## MATERIAL SHOWN

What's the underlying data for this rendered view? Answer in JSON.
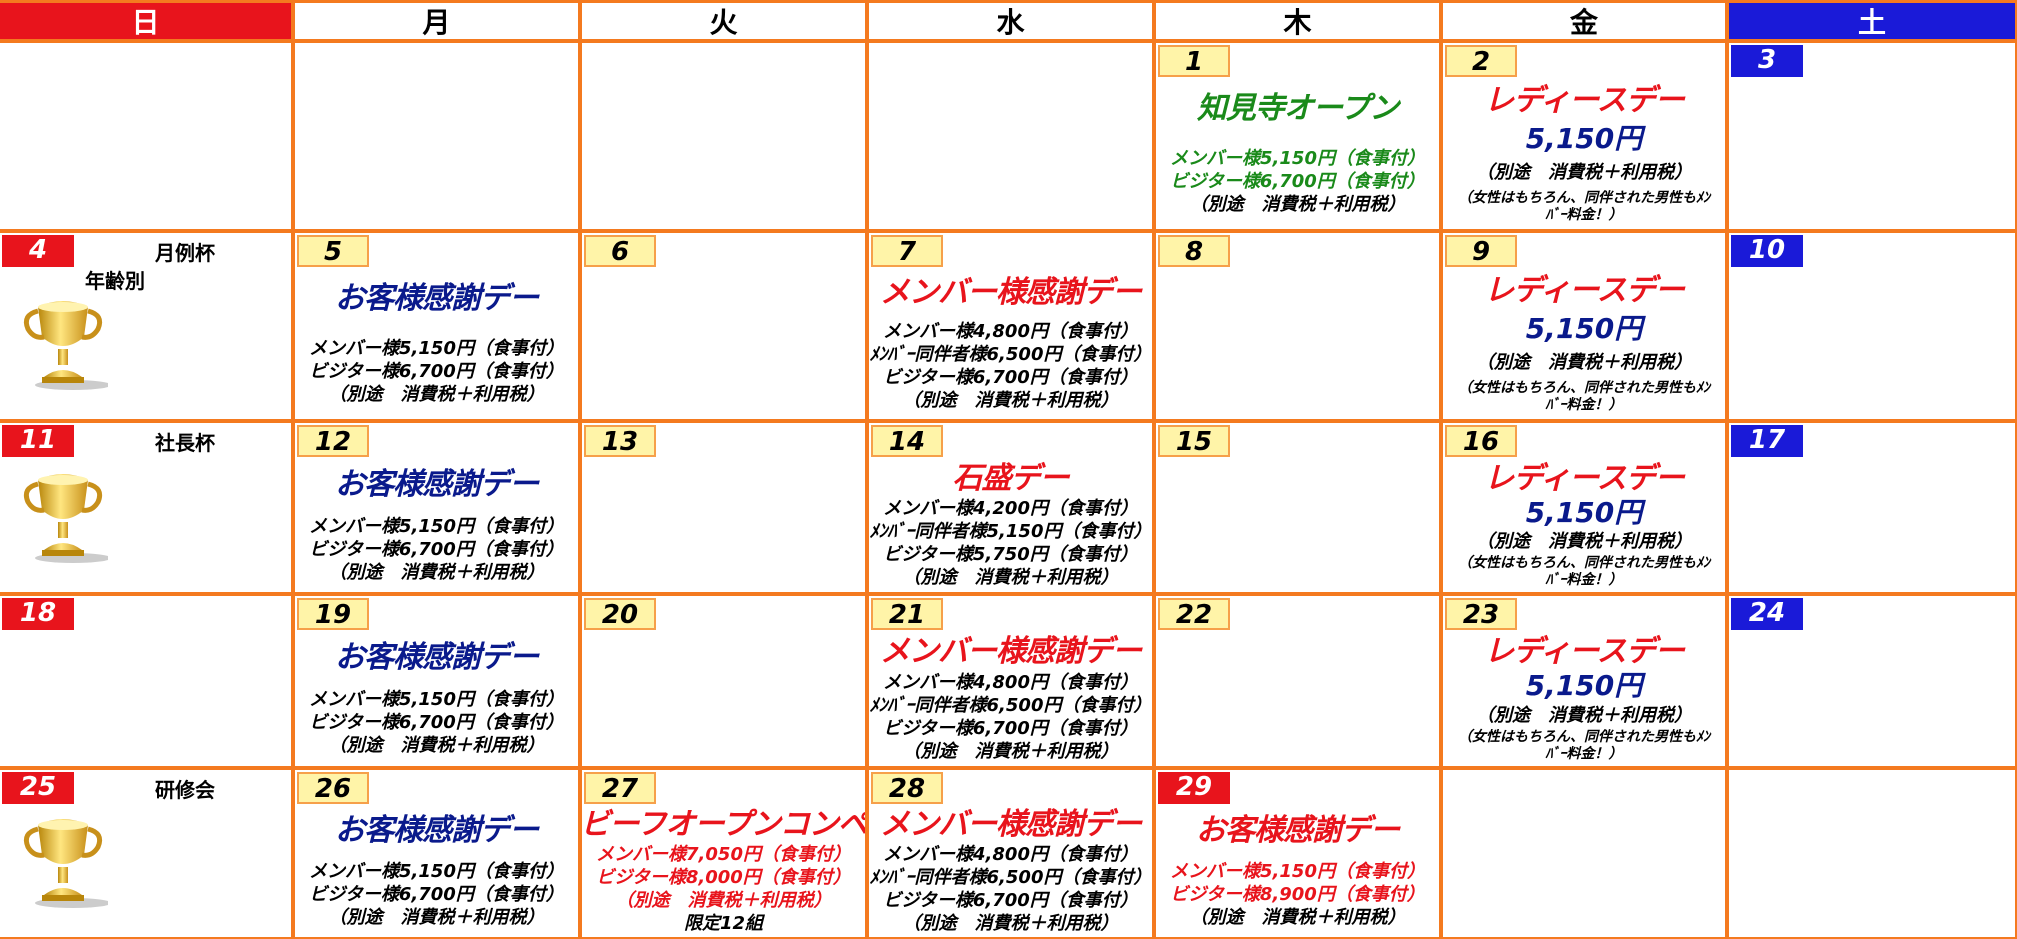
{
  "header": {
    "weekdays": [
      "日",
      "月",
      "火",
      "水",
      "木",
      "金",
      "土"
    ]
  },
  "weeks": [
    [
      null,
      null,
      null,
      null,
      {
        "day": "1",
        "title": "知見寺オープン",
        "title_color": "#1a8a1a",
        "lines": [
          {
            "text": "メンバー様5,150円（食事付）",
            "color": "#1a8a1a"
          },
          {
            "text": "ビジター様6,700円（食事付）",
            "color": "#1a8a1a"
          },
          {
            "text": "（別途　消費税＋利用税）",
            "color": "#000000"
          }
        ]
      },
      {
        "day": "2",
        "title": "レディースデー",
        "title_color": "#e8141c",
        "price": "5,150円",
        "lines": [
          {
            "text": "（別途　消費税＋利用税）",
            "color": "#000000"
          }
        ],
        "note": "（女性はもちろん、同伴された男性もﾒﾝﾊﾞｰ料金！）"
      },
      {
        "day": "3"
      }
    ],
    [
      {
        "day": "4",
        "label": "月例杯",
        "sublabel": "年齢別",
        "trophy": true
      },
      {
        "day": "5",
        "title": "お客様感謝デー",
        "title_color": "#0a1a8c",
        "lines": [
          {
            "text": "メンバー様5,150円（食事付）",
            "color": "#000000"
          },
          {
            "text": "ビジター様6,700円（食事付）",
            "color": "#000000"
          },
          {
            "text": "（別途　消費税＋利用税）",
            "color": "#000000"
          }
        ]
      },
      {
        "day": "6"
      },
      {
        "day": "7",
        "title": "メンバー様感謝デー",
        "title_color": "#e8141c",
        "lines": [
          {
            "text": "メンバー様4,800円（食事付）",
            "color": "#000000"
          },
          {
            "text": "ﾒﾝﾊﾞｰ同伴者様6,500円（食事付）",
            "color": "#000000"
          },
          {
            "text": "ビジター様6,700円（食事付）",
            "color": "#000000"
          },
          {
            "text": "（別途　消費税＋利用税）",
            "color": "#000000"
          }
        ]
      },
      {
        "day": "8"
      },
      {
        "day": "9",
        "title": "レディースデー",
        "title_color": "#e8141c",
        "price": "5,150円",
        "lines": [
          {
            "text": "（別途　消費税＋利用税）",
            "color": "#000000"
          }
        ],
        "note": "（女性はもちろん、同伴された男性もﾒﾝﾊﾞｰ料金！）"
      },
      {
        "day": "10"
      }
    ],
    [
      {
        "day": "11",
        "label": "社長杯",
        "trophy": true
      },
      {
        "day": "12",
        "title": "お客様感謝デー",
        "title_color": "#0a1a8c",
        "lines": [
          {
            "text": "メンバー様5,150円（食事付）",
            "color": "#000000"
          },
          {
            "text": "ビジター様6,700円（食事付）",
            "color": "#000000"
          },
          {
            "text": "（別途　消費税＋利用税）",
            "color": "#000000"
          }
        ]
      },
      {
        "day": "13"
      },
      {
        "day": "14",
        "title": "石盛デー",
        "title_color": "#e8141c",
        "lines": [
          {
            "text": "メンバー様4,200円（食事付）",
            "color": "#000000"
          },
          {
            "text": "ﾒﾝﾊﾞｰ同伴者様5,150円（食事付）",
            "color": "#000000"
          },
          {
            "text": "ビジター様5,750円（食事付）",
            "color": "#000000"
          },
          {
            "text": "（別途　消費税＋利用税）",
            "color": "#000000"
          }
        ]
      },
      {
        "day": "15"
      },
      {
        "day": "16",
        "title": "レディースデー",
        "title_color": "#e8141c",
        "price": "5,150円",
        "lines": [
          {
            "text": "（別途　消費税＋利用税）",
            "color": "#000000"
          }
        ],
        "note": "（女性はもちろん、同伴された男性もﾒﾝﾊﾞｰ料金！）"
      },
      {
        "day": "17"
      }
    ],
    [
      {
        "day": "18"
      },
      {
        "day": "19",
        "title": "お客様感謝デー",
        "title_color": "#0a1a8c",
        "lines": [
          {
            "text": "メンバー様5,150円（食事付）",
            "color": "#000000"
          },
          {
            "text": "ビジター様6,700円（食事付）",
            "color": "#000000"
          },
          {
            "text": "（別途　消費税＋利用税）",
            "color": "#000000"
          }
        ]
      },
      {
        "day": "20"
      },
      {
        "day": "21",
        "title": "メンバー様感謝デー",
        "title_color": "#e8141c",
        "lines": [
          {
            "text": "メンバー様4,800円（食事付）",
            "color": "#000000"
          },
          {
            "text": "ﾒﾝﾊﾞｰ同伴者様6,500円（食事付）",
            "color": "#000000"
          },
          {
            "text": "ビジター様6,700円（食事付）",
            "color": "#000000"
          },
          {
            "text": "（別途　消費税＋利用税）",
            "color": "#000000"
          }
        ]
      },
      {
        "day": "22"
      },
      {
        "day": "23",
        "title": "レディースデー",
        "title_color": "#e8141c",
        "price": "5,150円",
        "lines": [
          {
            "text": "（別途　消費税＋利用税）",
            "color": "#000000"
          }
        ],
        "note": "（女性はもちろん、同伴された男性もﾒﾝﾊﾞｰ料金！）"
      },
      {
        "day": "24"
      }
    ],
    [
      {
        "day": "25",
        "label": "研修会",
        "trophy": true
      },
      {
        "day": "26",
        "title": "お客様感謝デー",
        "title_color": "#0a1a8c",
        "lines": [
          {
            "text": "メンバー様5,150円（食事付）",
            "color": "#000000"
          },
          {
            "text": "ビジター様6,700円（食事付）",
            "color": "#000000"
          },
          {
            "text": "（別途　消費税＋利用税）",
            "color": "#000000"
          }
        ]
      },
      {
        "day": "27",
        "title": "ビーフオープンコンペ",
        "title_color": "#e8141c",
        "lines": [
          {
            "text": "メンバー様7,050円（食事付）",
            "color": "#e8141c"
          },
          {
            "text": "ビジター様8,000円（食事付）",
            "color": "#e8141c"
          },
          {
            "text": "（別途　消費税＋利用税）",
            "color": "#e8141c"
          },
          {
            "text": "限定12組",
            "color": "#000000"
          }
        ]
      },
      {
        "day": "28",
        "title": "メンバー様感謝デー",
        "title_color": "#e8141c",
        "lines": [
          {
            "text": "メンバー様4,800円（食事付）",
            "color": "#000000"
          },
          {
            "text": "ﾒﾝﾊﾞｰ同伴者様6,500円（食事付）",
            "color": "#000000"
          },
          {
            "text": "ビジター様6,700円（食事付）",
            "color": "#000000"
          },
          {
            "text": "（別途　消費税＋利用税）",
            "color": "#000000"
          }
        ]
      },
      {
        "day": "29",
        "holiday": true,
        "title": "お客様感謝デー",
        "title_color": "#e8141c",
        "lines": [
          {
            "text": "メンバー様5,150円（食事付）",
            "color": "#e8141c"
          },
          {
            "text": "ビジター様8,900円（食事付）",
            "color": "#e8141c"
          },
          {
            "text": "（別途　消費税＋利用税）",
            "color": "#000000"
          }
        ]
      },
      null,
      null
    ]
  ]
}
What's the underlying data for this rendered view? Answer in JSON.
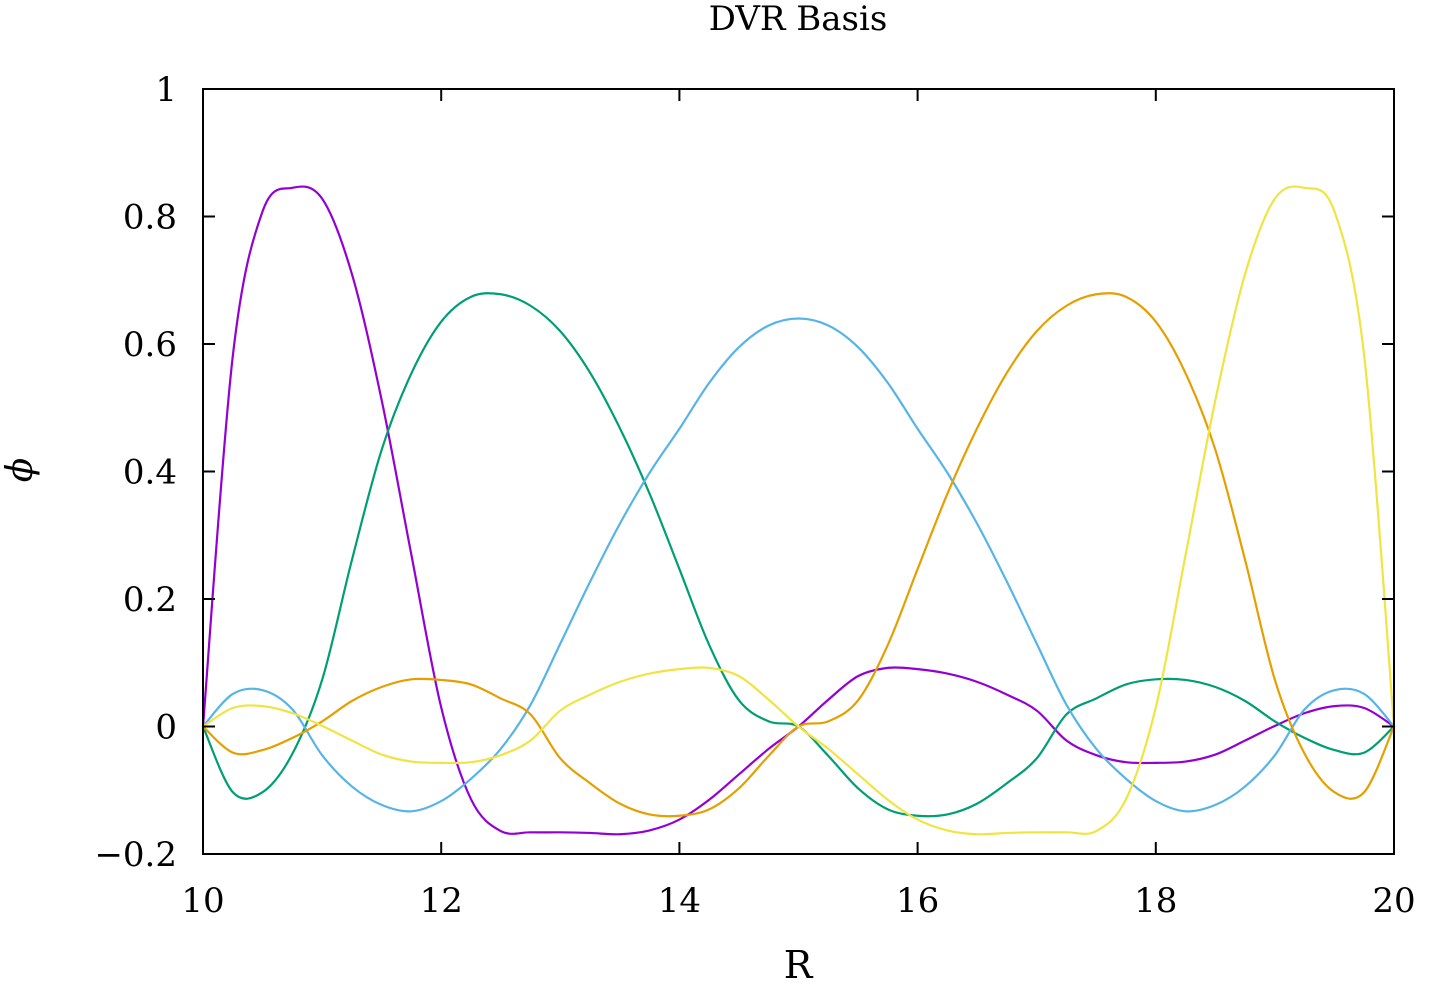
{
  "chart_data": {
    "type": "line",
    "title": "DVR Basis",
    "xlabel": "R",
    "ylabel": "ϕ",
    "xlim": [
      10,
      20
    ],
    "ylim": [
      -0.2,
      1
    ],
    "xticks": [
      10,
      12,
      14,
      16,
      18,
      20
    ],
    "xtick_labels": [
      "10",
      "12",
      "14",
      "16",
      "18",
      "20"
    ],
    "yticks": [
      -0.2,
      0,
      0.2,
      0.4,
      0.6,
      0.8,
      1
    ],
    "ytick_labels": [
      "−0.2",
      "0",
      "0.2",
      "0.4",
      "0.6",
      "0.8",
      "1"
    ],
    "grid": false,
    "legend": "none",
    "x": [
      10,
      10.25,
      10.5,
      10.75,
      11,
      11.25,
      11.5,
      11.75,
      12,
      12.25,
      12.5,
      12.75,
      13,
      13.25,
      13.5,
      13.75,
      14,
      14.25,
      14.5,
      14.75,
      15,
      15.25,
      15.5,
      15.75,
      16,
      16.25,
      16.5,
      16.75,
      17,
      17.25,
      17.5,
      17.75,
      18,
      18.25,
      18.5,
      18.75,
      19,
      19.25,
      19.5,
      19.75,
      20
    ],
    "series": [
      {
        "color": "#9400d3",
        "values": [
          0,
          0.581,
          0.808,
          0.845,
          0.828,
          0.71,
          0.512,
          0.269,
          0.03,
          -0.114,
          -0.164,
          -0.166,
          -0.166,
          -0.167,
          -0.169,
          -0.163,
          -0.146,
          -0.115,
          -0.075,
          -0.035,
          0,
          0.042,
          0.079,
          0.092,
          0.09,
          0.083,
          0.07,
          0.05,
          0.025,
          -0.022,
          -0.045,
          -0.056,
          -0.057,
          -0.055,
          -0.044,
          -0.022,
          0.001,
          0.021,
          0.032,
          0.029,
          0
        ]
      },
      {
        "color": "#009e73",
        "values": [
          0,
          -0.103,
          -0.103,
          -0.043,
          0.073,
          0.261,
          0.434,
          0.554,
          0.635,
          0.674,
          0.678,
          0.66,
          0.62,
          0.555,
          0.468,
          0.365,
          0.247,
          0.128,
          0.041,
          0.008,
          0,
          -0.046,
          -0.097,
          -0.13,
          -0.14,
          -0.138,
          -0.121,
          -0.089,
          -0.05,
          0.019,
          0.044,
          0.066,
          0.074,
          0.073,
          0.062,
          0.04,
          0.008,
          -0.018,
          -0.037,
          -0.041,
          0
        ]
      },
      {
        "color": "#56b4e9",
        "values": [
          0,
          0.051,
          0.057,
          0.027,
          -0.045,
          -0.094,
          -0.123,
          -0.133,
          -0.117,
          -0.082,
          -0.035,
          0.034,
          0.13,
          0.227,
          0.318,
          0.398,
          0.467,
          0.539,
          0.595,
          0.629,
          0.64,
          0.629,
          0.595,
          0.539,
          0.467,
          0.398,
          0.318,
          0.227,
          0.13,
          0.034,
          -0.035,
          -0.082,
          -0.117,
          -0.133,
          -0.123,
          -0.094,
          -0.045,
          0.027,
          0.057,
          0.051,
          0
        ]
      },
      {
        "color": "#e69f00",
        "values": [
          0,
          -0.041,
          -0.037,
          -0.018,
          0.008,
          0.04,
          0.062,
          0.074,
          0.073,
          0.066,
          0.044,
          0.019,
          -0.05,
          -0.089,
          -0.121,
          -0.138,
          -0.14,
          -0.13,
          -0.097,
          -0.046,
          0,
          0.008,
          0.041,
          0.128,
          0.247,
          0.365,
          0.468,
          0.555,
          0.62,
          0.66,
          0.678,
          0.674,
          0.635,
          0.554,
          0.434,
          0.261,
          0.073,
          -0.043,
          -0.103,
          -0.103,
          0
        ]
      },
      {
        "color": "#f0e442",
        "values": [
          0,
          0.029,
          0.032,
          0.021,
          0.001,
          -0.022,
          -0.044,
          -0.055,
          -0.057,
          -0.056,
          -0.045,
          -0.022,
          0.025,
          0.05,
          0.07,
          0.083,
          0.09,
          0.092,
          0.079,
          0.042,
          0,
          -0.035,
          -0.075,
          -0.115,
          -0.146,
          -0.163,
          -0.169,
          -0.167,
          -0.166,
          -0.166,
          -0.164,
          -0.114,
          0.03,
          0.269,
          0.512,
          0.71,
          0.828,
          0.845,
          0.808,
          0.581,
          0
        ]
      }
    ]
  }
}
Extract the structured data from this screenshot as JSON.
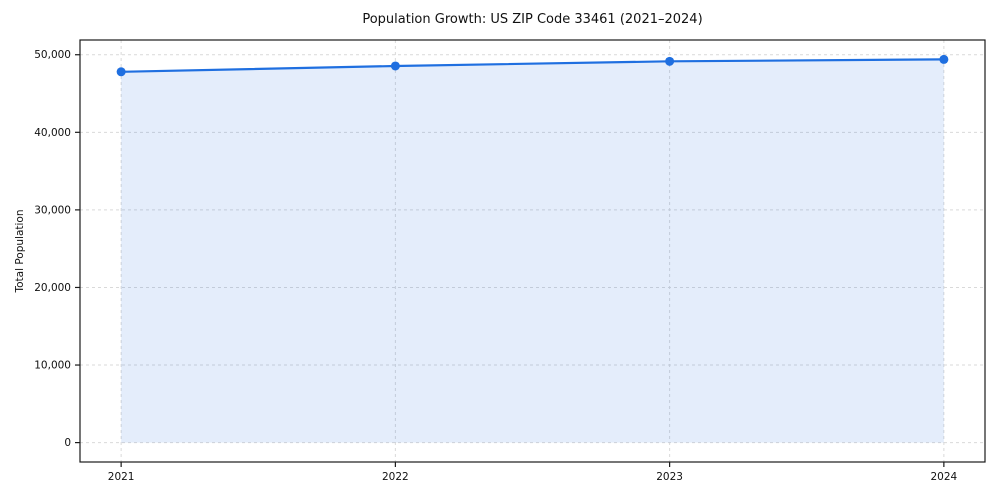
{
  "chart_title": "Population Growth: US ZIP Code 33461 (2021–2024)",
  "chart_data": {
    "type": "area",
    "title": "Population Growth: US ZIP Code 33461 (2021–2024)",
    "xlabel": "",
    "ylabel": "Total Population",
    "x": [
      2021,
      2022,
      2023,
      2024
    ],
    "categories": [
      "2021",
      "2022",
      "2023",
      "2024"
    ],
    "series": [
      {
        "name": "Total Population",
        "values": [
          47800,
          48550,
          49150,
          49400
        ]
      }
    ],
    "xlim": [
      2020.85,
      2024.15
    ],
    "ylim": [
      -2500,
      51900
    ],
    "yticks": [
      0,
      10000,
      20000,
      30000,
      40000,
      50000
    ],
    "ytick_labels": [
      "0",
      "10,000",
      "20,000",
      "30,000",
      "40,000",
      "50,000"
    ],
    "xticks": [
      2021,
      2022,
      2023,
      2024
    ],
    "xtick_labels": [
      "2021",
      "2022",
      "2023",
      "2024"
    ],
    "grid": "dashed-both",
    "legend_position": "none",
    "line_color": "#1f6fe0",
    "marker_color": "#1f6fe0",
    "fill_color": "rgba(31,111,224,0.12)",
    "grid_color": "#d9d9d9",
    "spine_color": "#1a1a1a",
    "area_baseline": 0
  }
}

## EXERCISE OBJECTIVE
Output exactly the lines from the one containing "Extract the structured" through the last line of the records above, both included, leaving out any pictures.

## RESPONSE
Extract the structured data from this screenshot as JSON.
{
  "chart_title": "Population Growth: US ZIP Code 33461 (2021–2024)",
  "chart_data": {
    "type": "area",
    "title": "Population Growth: US ZIP Code 33461 (2021–2024)",
    "xlabel": "",
    "ylabel": "Total Population",
    "x": [
      2021,
      2022,
      2023,
      2024
    ],
    "categories": [
      "2021",
      "2022",
      "2023",
      "2024"
    ],
    "series": [
      {
        "name": "Total Population",
        "values": [
          47800,
          48550,
          49150,
          49400
        ]
      }
    ],
    "xlim": [
      2020.85,
      2024.15
    ],
    "ylim": [
      -2500,
      51900
    ],
    "yticks": [
      0,
      10000,
      20000,
      30000,
      40000,
      50000
    ],
    "ytick_labels": [
      "0",
      "10,000",
      "20,000",
      "30,000",
      "40,000",
      "50,000"
    ],
    "xticks": [
      2021,
      2022,
      2023,
      2024
    ],
    "xtick_labels": [
      "2021",
      "2022",
      "2023",
      "2024"
    ],
    "grid": "dashed-both",
    "legend_position": "none",
    "line_color": "#1f6fe0",
    "marker_color": "#1f6fe0",
    "fill_color": "rgba(31,111,224,0.12)",
    "grid_color": "#d9d9d9",
    "spine_color": "#1a1a1a",
    "area_baseline": 0
  }
}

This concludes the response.